EXTRACTED MATERIAL -
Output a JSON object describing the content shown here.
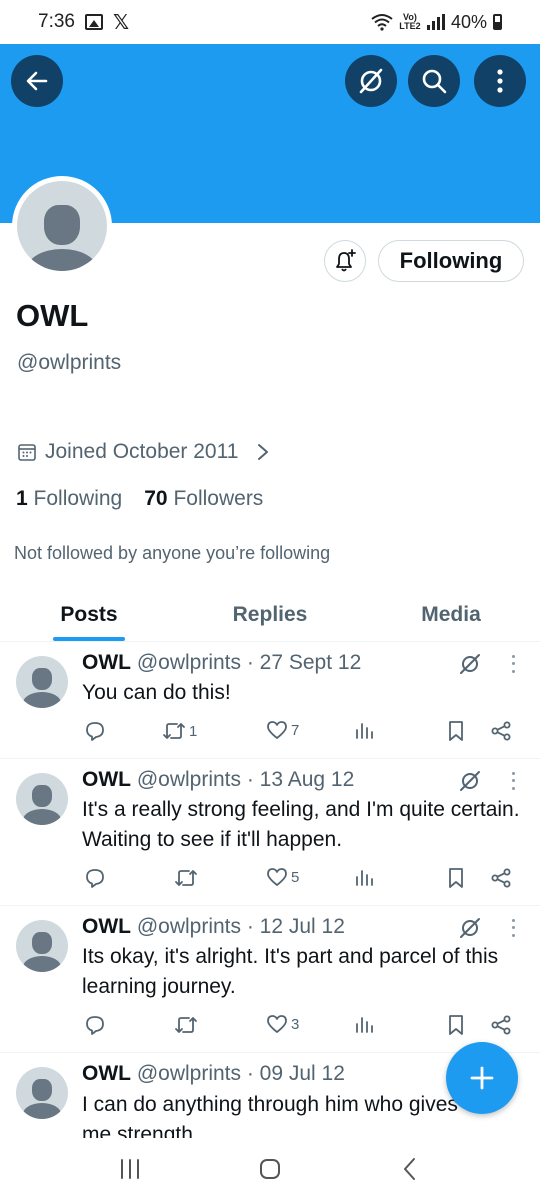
{
  "status_bar": {
    "time": "7:36",
    "network_label": "Vo) LTE2",
    "battery": "40%",
    "icons": [
      "gallery-icon",
      "x-logo-icon",
      "wifi-icon",
      "signal-icon",
      "battery-icon"
    ]
  },
  "header": {
    "banner_color": "#1d9bf0",
    "buttons": [
      "back-arrow-icon",
      "grok-icon",
      "search-icon",
      "more-vertical-icon"
    ]
  },
  "profile": {
    "name": "OWL",
    "handle": "@owlprints",
    "following_button": "Following",
    "joined": "Joined October 2011",
    "following_count": "1",
    "following_label": "Following",
    "followers_count": "70",
    "followers_label": "Followers",
    "not_followed_text": "Not followed by anyone you’re following"
  },
  "tabs": [
    {
      "label": "Posts",
      "active": true
    },
    {
      "label": "Replies",
      "active": false
    },
    {
      "label": "Media",
      "active": false
    }
  ],
  "posts": [
    {
      "name": "OWL",
      "meta": "@owlprints · 27 Sept 12",
      "text": "You can do this!",
      "retweets": "1",
      "likes": "7"
    },
    {
      "name": "OWL",
      "meta": "@owlprints · 13 Aug 12",
      "text": "It's a really strong feeling, and I'm quite certain. Waiting to see if it'll happen.",
      "retweets": "",
      "likes": "5"
    },
    {
      "name": "OWL",
      "meta": "@owlprints · 12 Jul 12",
      "text": "Its okay, it's alright. It's part and parcel of this learning journey.",
      "retweets": "",
      "likes": "3"
    },
    {
      "name": "OWL",
      "meta": "@owlprints · 09 Jul 12",
      "text": "I can do anything through him who gives me strength",
      "retweets": "",
      "likes": ""
    }
  ],
  "colors": {
    "accent": "#1d9bf0",
    "button_dark": "#114166",
    "text_primary": "#0f1419",
    "text_secondary": "#536471",
    "avatar_bg": "#cfd9de",
    "avatar_fg": "#687783"
  }
}
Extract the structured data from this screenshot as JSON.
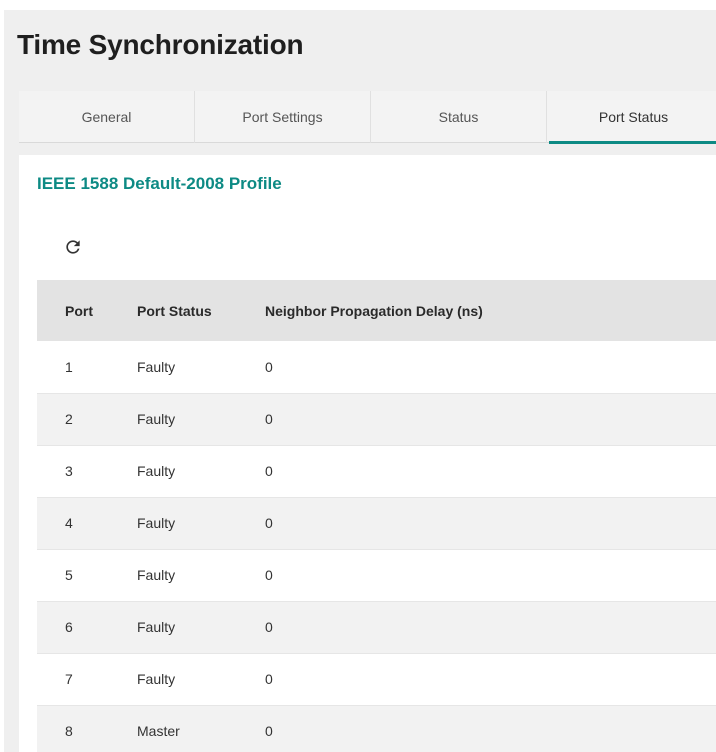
{
  "page": {
    "title": "Time Synchronization"
  },
  "tabs": [
    {
      "label": "General",
      "active": false
    },
    {
      "label": "Port Settings",
      "active": false
    },
    {
      "label": "Status",
      "active": false
    },
    {
      "label": "Port Status",
      "active": true
    }
  ],
  "profile": {
    "title": "IEEE 1588 Default-2008 Profile",
    "refresh_icon": "refresh-icon"
  },
  "table": {
    "headers": {
      "port": "Port",
      "port_status": "Port Status",
      "delay": "Neighbor Propagation Delay (ns)"
    },
    "rows": [
      {
        "port": "1",
        "status": "Faulty",
        "delay": "0"
      },
      {
        "port": "2",
        "status": "Faulty",
        "delay": "0"
      },
      {
        "port": "3",
        "status": "Faulty",
        "delay": "0"
      },
      {
        "port": "4",
        "status": "Faulty",
        "delay": "0"
      },
      {
        "port": "5",
        "status": "Faulty",
        "delay": "0"
      },
      {
        "port": "6",
        "status": "Faulty",
        "delay": "0"
      },
      {
        "port": "7",
        "status": "Faulty",
        "delay": "0"
      },
      {
        "port": "8",
        "status": "Master",
        "delay": "0"
      }
    ]
  },
  "colors": {
    "accent": "#0d8a84",
    "panel_bg": "#efefef",
    "header_bg": "#e3e3e3",
    "stripe_bg": "#f2f2f2"
  }
}
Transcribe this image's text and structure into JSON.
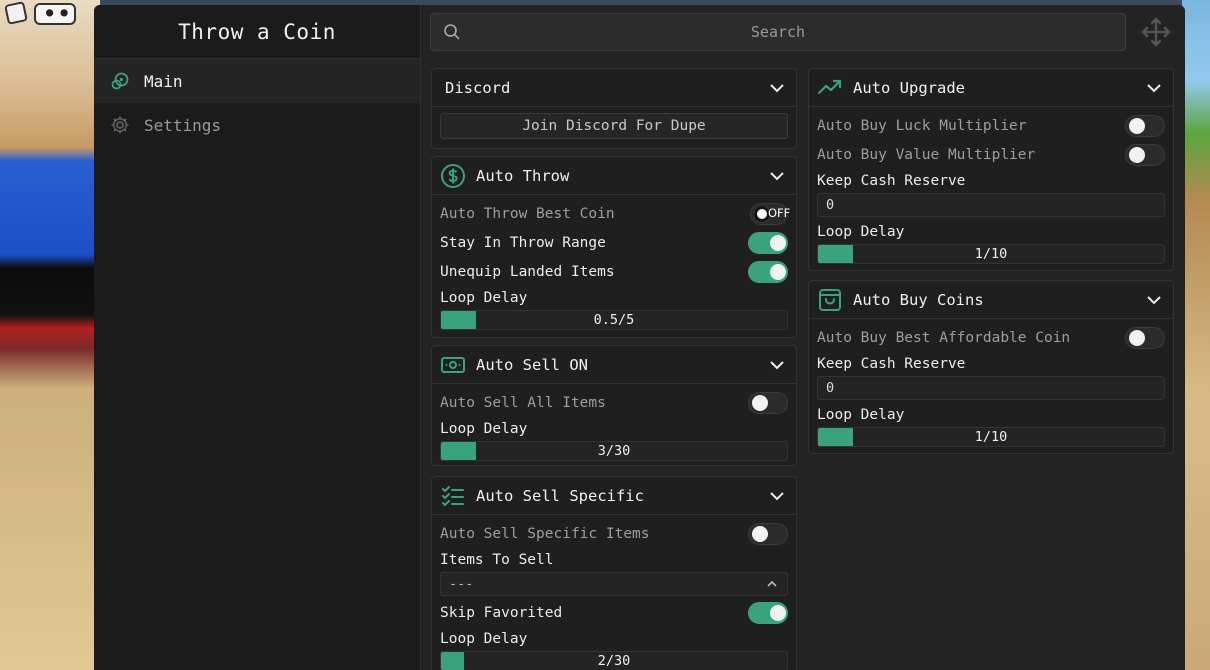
{
  "app": {
    "title": "Throw a Coin"
  },
  "sidebar": {
    "items": [
      {
        "label": "Main",
        "icon": "main-icon",
        "active": true
      },
      {
        "label": "Settings",
        "icon": "gear-icon",
        "active": false
      }
    ]
  },
  "search": {
    "placeholder": "Search"
  },
  "sections": {
    "discord": {
      "title": "Discord",
      "button_label": "Join Discord For Dupe"
    },
    "auto_throw": {
      "title": "Auto Throw",
      "icon": "dollar-circle-icon",
      "toggles": [
        {
          "label": "Auto Throw Best Coin",
          "state": "OFF",
          "on": false
        },
        {
          "label": "Stay In Throw Range",
          "on": true
        },
        {
          "label": "Unequip Landed Items",
          "on": true
        }
      ],
      "slider": {
        "label": "Loop Delay",
        "text": "0.5/5",
        "value": 0.5,
        "max": 5
      }
    },
    "auto_sell": {
      "title": "Auto Sell ON",
      "icon": "cash-icon",
      "toggles": [
        {
          "label": "Auto Sell All Items",
          "on": false
        }
      ],
      "slider": {
        "label": "Loop Delay",
        "text": "3/30",
        "value": 3,
        "max": 30
      }
    },
    "auto_sell_specific": {
      "title": "Auto Sell Specific",
      "icon": "checklist-icon",
      "toggles": [
        {
          "label": "Auto Sell Specific Items",
          "on": false
        }
      ],
      "items_label": "Items To Sell",
      "items_value": "---",
      "skip_label": "Skip Favorited",
      "skip_on": true,
      "slider": {
        "label": "Loop Delay",
        "text": "2/30",
        "value": 2,
        "max": 30
      }
    },
    "auto_upgrade": {
      "title": "Auto Upgrade",
      "icon": "trend-up-icon",
      "toggles": [
        {
          "label": "Auto Buy Luck Multiplier",
          "on": false
        },
        {
          "label": "Auto Buy Value Multiplier",
          "on": false
        }
      ],
      "reserve_label": "Keep Cash Reserve",
      "reserve_value": "0",
      "slider": {
        "label": "Loop Delay",
        "text": "1/10",
        "value": 1,
        "max": 10
      }
    },
    "auto_buy_coins": {
      "title": "Auto Buy Coins",
      "icon": "shopping-bag-icon",
      "toggles": [
        {
          "label": "Auto Buy Best Affordable Coin",
          "on": false
        }
      ],
      "reserve_label": "Keep Cash Reserve",
      "reserve_value": "0",
      "slider": {
        "label": "Loop Delay",
        "text": "1/10",
        "value": 1,
        "max": 10
      }
    }
  },
  "colors": {
    "accent": "#3aa37c",
    "window": "#232323",
    "sidebar": "#1b1b1b"
  }
}
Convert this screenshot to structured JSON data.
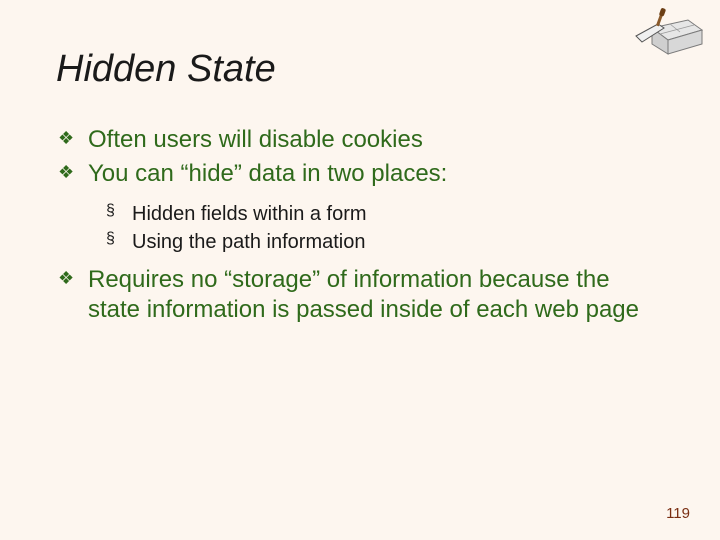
{
  "slide": {
    "title": "Hidden State",
    "page_number": "119"
  },
  "bullets": {
    "b0": "Often users will disable cookies",
    "b1": "You can “hide” data in two places:",
    "b1_0": "Hidden fields within a form",
    "b1_1": "Using the path information",
    "b2": "Requires no “storage” of information because the state information is passed inside of each web page"
  }
}
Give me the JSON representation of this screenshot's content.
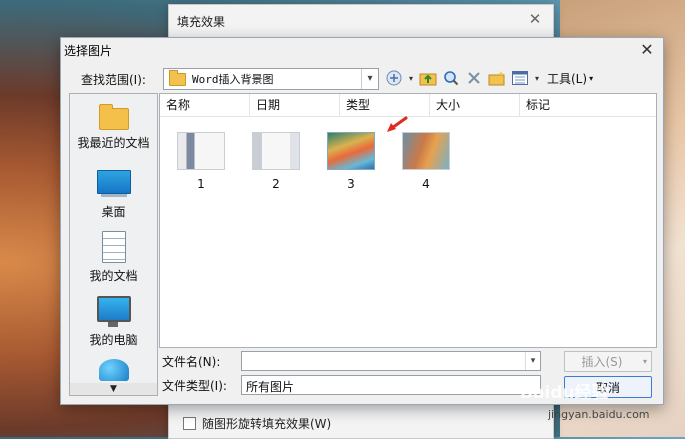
{
  "background_dialog": {
    "title": "填充效果",
    "close_glyph": "✕",
    "checkbox_label": "随图形旋转填充效果(W)"
  },
  "dialog": {
    "title": "选择图片",
    "close_glyph": "✕",
    "lookin_label": "查找范围(I):",
    "lookin_value": "Word插入背景图",
    "tools_label": "工具(L)",
    "sidebar": [
      {
        "label": "我最近的文档",
        "icon": "recent-folder-icon"
      },
      {
        "label": "桌面",
        "icon": "desktop-icon"
      },
      {
        "label": "我的文档",
        "icon": "documents-icon"
      },
      {
        "label": "我的电脑",
        "icon": "computer-icon"
      },
      {
        "label": "",
        "icon": "network-icon"
      }
    ],
    "columns": [
      "名称",
      "日期",
      "类型",
      "大小",
      "标记"
    ],
    "files": [
      {
        "name": "1"
      },
      {
        "name": "2"
      },
      {
        "name": "3"
      },
      {
        "name": "4"
      }
    ],
    "filename_label": "文件名(N):",
    "filename_value": "",
    "filetype_label": "文件类型(I):",
    "filetype_value": "所有图片",
    "insert_button": "插入(S)",
    "cancel_button": "取消"
  },
  "watermark": "Baidu经验",
  "watermark_url": "jingyan.baidu.com",
  "colors": {
    "accent_arrow": "#e02a20",
    "focus_border": "#3b7bd6"
  }
}
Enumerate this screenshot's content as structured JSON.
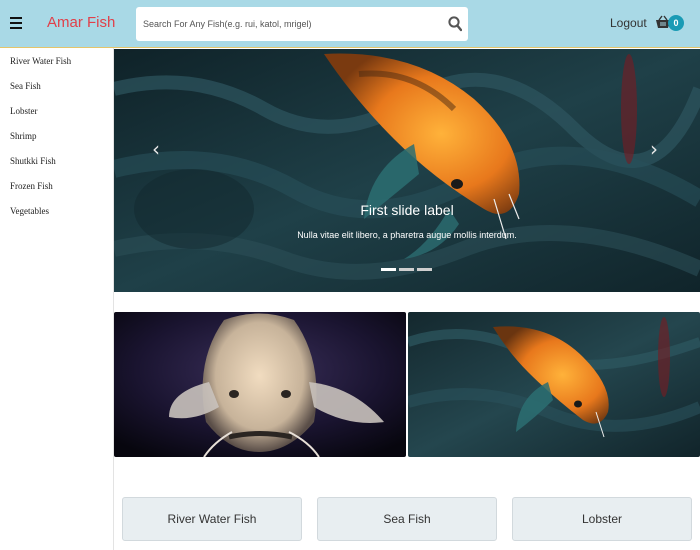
{
  "header": {
    "brand": "Amar Fish",
    "search_placeholder": "Search For Any Fish(e.g. rui, katol, mrigel)",
    "logout_label": "Logout",
    "cart_count": "0",
    "colors": {
      "header_bg": "#a9d9e6",
      "brand": "#e0404a",
      "badge": "#1a9bb5"
    }
  },
  "sidebar": {
    "items": [
      {
        "label": "River Water Fish"
      },
      {
        "label": "Sea Fish"
      },
      {
        "label": "Lobster"
      },
      {
        "label": "Shrimp"
      },
      {
        "label": "Shutkki Fish"
      },
      {
        "label": "Frozen Fish"
      },
      {
        "label": "Vegetables"
      }
    ]
  },
  "carousel": {
    "title": "First slide label",
    "text": "Nulla vitae elit libero, a pharetra augue mollis interdum.",
    "prev_icon": "‹",
    "next_icon": "›",
    "active_slide": 1,
    "slide_count": 3
  },
  "categories": [
    {
      "label": "River Water Fish"
    },
    {
      "label": "Sea Fish"
    },
    {
      "label": "Lobster"
    }
  ]
}
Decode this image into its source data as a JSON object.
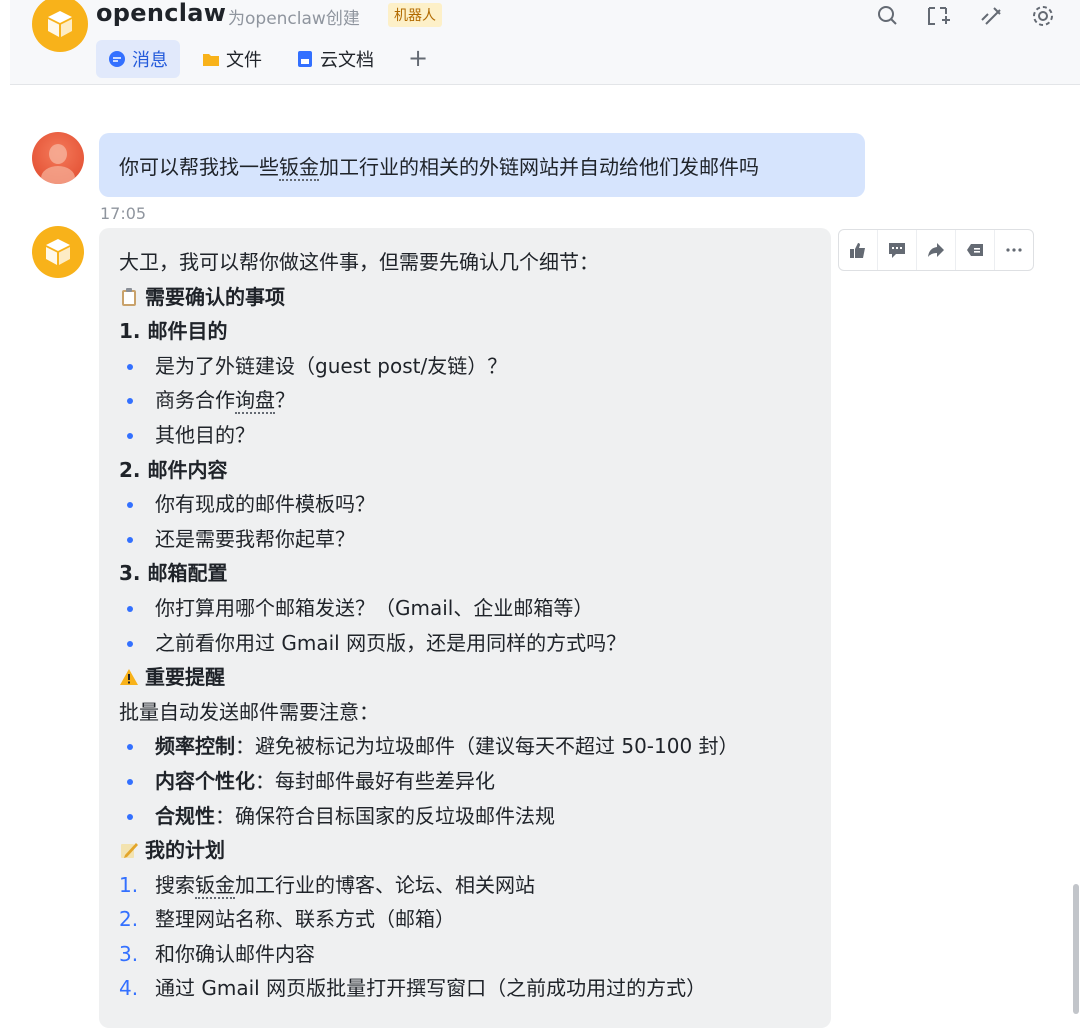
{
  "header": {
    "title": "openclaw",
    "subtitle": "为openclaw创建",
    "badge": "机器人",
    "tabs": [
      {
        "label": "消息",
        "icon": "message-icon",
        "active": true
      },
      {
        "label": "文件",
        "icon": "folder-icon",
        "active": false
      },
      {
        "label": "云文档",
        "icon": "doc-icon",
        "active": false
      }
    ],
    "add_tab": "+",
    "icons": [
      "search-icon",
      "add-member-icon",
      "pin-icon",
      "settings-icon"
    ]
  },
  "messages": {
    "user": {
      "pre": "你可以帮我找一些",
      "underlined": "钣金",
      "post": "加工行业的相关的外链网站并自动给他们发邮件吗"
    },
    "timestamp": "17:05",
    "reply": {
      "intro": "大卫，我可以帮你做这件事，但需要先确认几个细节：",
      "section1_title": "需要确认的事项",
      "q1_title": "1. 邮件目的",
      "q1_items": [
        "是为了外链建设（guest post/友链）？",
        "商务合作",
        "询盘",
        "？",
        "其他目的？"
      ],
      "q2_title": "2. 邮件内容",
      "q2_items": [
        "你有现成的邮件模板吗？",
        "还是需要我帮你起草？"
      ],
      "q3_title": "3. 邮箱配置",
      "q3_items": [
        "你打算用哪个邮箱发送？（Gmail、企业邮箱等）",
        "之前看你用过 Gmail 网页版，还是用同样的方式吗？"
      ],
      "section2_title": "重要提醒",
      "reminder_intro": "批量自动发送邮件需要注意：",
      "reminders": [
        {
          "bold": "频率控制",
          "text": "：避免被标记为垃圾邮件（建议每天不超过 50-100 封）"
        },
        {
          "bold": "内容个性化",
          "text": "：每封邮件最好有些差异化"
        },
        {
          "bold": "合规性",
          "text": "：确保符合目标国家的反垃圾邮件法规"
        }
      ],
      "section3_title": "我的计划",
      "plan": [
        {
          "n": "1.",
          "pre": "搜索",
          "u": "钣金",
          "post": "加工行业的博客、论坛、相关网站"
        },
        {
          "n": "2.",
          "pre": "整理网站名称、联系方式（邮箱）",
          "u": "",
          "post": ""
        },
        {
          "n": "3.",
          "pre": "和你确认邮件内容",
          "u": "",
          "post": ""
        },
        {
          "n": "4.",
          "pre": "通过 Gmail 网页版批量打开撰写窗口（之前成功用过的方式）",
          "u": "",
          "post": ""
        }
      ]
    }
  },
  "actions": [
    "thumbs-up-icon",
    "comment-icon",
    "forward-icon",
    "quote-icon",
    "more-icon"
  ]
}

WHAT IS REQUIRED - List each line in the listing that contains the string "Gmail".

WORKED ANSWER -
        "你打算用哪个邮箱发送？（Gmail、企业邮箱等）",
        "之前看你用过 Gmail 网页版，还是用同样的方式吗？"
          "pre": "通过 Gmail 网页版批量打开撰写窗口（之前成功用过的方式）",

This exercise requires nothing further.